start
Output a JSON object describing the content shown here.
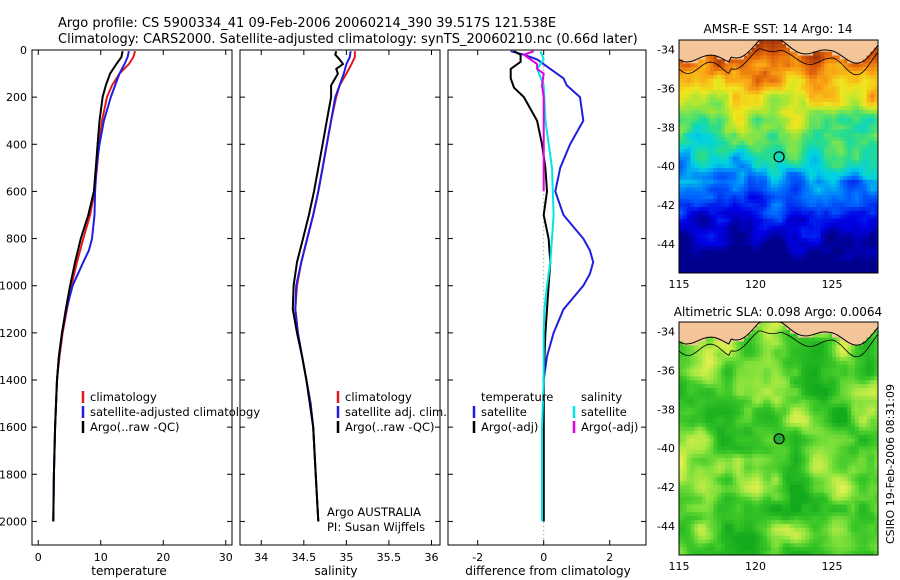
{
  "header": {
    "line1": "Argo profile: CS 5900334_41 09-Feb-2006 20060214_390 39.517S 121.538E",
    "line2": "Climatology: CARS2000. Satellite-adjusted climatology: synTS_20060210.nc (0.66d later)"
  },
  "side_label": "CSIRO 19-Feb-2006 08:31:09",
  "colors": {
    "climatology": "#e31a1c",
    "satellite": "#1f1fdf",
    "argo": "#000000",
    "satellite_salinity": "#00e5e5",
    "argo_salinity": "#e000e0",
    "land": "#f5c59a"
  },
  "chart_data": [
    {
      "type": "line",
      "name": "temperature-profile",
      "xlabel": "temperature",
      "xlim": [
        -1,
        31
      ],
      "ylim": [
        2100,
        0
      ],
      "x_ticks": [
        "0",
        "10",
        "20",
        "30"
      ],
      "y_ticks": [
        "0",
        "200",
        "400",
        "600",
        "800",
        "1000",
        "1200",
        "1400",
        "1600",
        "1800",
        "2000"
      ],
      "legend": [
        "climatology",
        "satellite-adjusted climatology",
        "Argo(..raw -QC)"
      ],
      "series": [
        {
          "name": "climatology",
          "color": "#e31a1c",
          "depth": [
            5,
            30,
            60,
            100,
            150,
            200,
            300,
            400,
            500,
            600,
            700,
            800,
            900,
            1000,
            1100,
            1200,
            1300,
            1400,
            1600,
            1800,
            2000
          ],
          "values": [
            15.5,
            15.2,
            14.5,
            13.0,
            11.8,
            11.0,
            10.2,
            9.7,
            9.4,
            9.0,
            8.3,
            7.2,
            6.2,
            5.3,
            4.6,
            3.9,
            3.4,
            3.0,
            2.7,
            2.5,
            2.4
          ]
        },
        {
          "name": "satellite-adjusted climatology",
          "color": "#1f1fdf",
          "depth": [
            5,
            30,
            60,
            100,
            150,
            200,
            300,
            400,
            500,
            600,
            700,
            800,
            850,
            900,
            1000,
            1100,
            1200,
            1300,
            1400,
            1600,
            1800,
            2000
          ],
          "values": [
            14.5,
            14.3,
            13.8,
            13.0,
            12.3,
            11.6,
            10.5,
            9.8,
            9.3,
            9.1,
            9.0,
            8.6,
            8.1,
            7.2,
            5.5,
            4.5,
            3.8,
            3.3,
            3.0,
            2.7,
            2.5,
            2.4
          ]
        },
        {
          "name": "Argo(..raw -QC)",
          "color": "#000000",
          "depth": [
            5,
            30,
            60,
            100,
            150,
            200,
            300,
            400,
            500,
            600,
            700,
            800,
            900,
            1000,
            1100,
            1200,
            1300,
            1400,
            1600,
            1800,
            2000
          ],
          "values": [
            13.5,
            13.3,
            12.5,
            11.5,
            10.8,
            10.3,
            9.8,
            9.5,
            9.2,
            8.9,
            8.0,
            6.8,
            5.9,
            5.1,
            4.4,
            3.8,
            3.3,
            3.0,
            2.7,
            2.5,
            2.4
          ]
        }
      ]
    },
    {
      "type": "line",
      "name": "salinity-profile",
      "xlabel": "salinity",
      "xlim": [
        33.75,
        36.1
      ],
      "ylim": [
        2100,
        0
      ],
      "x_ticks": [
        "34",
        "34.5",
        "35",
        "35.5",
        "36"
      ],
      "legend": [
        "climatology",
        "satellite adj. clim.",
        "Argo(..raw -QC)"
      ],
      "annotation": [
        "Argo AUSTRALIA",
        "PI: Susan Wijffels"
      ],
      "series": [
        {
          "name": "climatology",
          "color": "#e31a1c",
          "depth": [
            5,
            30,
            60,
            100,
            150,
            200,
            300,
            400,
            500,
            600,
            700,
            800,
            900,
            1000,
            1100,
            1200,
            1300,
            1400,
            1500,
            1600,
            1800,
            2000
          ],
          "values": [
            35.1,
            35.1,
            35.06,
            35.0,
            34.92,
            34.88,
            34.82,
            34.77,
            34.72,
            34.67,
            34.61,
            34.54,
            34.47,
            34.42,
            34.4,
            34.43,
            34.48,
            34.53,
            34.58,
            34.61,
            34.64,
            34.67
          ]
        },
        {
          "name": "satellite adj. clim.",
          "color": "#1f1fdf",
          "depth": [
            5,
            30,
            60,
            100,
            150,
            200,
            300,
            400,
            500,
            600,
            700,
            800,
            900,
            1000,
            1100,
            1200,
            1300,
            1400,
            1500,
            1600,
            1800,
            2000
          ],
          "values": [
            35.05,
            35.04,
            35.0,
            34.97,
            34.92,
            34.87,
            34.82,
            34.77,
            34.72,
            34.67,
            34.61,
            34.54,
            34.47,
            34.41,
            34.4,
            34.43,
            34.48,
            34.53,
            34.58,
            34.61,
            34.64,
            34.67
          ]
        },
        {
          "name": "Argo(..raw -QC)",
          "color": "#000000",
          "depth": [
            5,
            20,
            40,
            60,
            80,
            100,
            150,
            200,
            300,
            400,
            500,
            600,
            700,
            800,
            900,
            1000,
            1100,
            1200,
            1300,
            1400,
            1600,
            1800,
            2000
          ],
          "values": [
            34.88,
            34.87,
            34.92,
            34.96,
            34.88,
            34.9,
            34.82,
            34.82,
            34.77,
            34.72,
            34.67,
            34.62,
            34.56,
            34.49,
            34.42,
            34.38,
            34.37,
            34.42,
            34.48,
            34.53,
            34.61,
            34.64,
            34.67
          ]
        }
      ]
    },
    {
      "type": "line",
      "name": "difference-profile",
      "xlabel": "difference from climatology",
      "xlim": [
        -2.9,
        3.1
      ],
      "ylim": [
        2100,
        0
      ],
      "x_ticks": [
        "-2",
        "0",
        "2"
      ],
      "legend_headers": [
        "temperature",
        "salinity"
      ],
      "legend": [
        "satellite",
        "Argo(-adj)",
        "satellite",
        "Argo(-adj)"
      ],
      "series": [
        {
          "name": "temperature satellite",
          "color": "#1f1fdf",
          "depth": [
            5,
            20,
            40,
            80,
            120,
            150,
            200,
            300,
            400,
            500,
            600,
            700,
            800,
            850,
            900,
            950,
            1000,
            1050,
            1100,
            1200,
            1300,
            1400,
            1600,
            1800,
            2000
          ],
          "values": [
            -1.0,
            -0.6,
            -0.2,
            0.2,
            0.6,
            0.7,
            1.1,
            1.2,
            0.8,
            0.5,
            0.35,
            0.6,
            1.2,
            1.4,
            1.5,
            1.4,
            1.2,
            0.9,
            0.6,
            0.3,
            0.1,
            0.0,
            0.0,
            0.0,
            0.0
          ]
        },
        {
          "name": "temperature Argo(-adj)",
          "color": "#000000",
          "depth": [
            5,
            20,
            50,
            80,
            120,
            160,
            200,
            300,
            400,
            500,
            600,
            700,
            800,
            900,
            1000,
            1200,
            1400,
            1600,
            1800,
            2000
          ],
          "values": [
            -0.9,
            -0.7,
            -0.7,
            -1.0,
            -1.0,
            -0.9,
            -0.6,
            -0.2,
            -0.05,
            0.05,
            0.1,
            0.0,
            0.15,
            0.2,
            0.15,
            0.05,
            0.0,
            0.0,
            0.0,
            0.0
          ]
        },
        {
          "name": "salinity satellite",
          "color": "#00e5e5",
          "depth": [
            5,
            40,
            80,
            150,
            300,
            500,
            700,
            800,
            900,
            1000,
            1100,
            1200,
            1400,
            1600,
            1800,
            2000
          ],
          "values": [
            -0.1,
            0.0,
            -0.2,
            0.0,
            0.05,
            0.25,
            0.3,
            0.25,
            0.2,
            0.1,
            0.02,
            0.0,
            0.0,
            -0.05,
            -0.05,
            -0.05
          ]
        },
        {
          "name": "salinity Argo(-adj)",
          "color": "#e000e0",
          "depth": [
            5,
            20,
            40,
            60,
            80,
            100,
            150,
            200,
            300,
            500,
            600
          ],
          "values": [
            -0.3,
            -0.6,
            -0.4,
            -0.2,
            -0.2,
            0.0,
            -0.05,
            0.0,
            0.0,
            0.0,
            0.0
          ]
        }
      ]
    },
    {
      "type": "heatmap",
      "name": "sst-map",
      "title": "AMSR-E SST: 14 Argo: 14",
      "xlim": [
        115,
        128
      ],
      "ylim": [
        -45.5,
        -33.5
      ],
      "x_ticks": [
        "115",
        "120",
        "125"
      ],
      "y_ticks": [
        "-34",
        "-36",
        "-38",
        "-40",
        "-42",
        "-44"
      ],
      "float_position": [
        121.538,
        -39.517
      ]
    },
    {
      "type": "heatmap",
      "name": "sla-map",
      "title": "Altimetric SLA: 0.098 Argo: 0.0064",
      "xlim": [
        115,
        128
      ],
      "ylim": [
        -45.5,
        -33.5
      ],
      "x_ticks": [
        "115",
        "120",
        "125"
      ],
      "y_ticks": [
        "-34",
        "-36",
        "-38",
        "-40",
        "-42",
        "-44"
      ],
      "float_position": [
        121.538,
        -39.517
      ]
    }
  ]
}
end
From the entries above, extract each line containing "profile".

    "line1": "Argo profile: CS 5900334_41 09-Feb-2006 20060214_390 39.517S 121.538E",
      "name": "temperature-profile",
      "name": "salinity-profile",
      "name": "difference-profile",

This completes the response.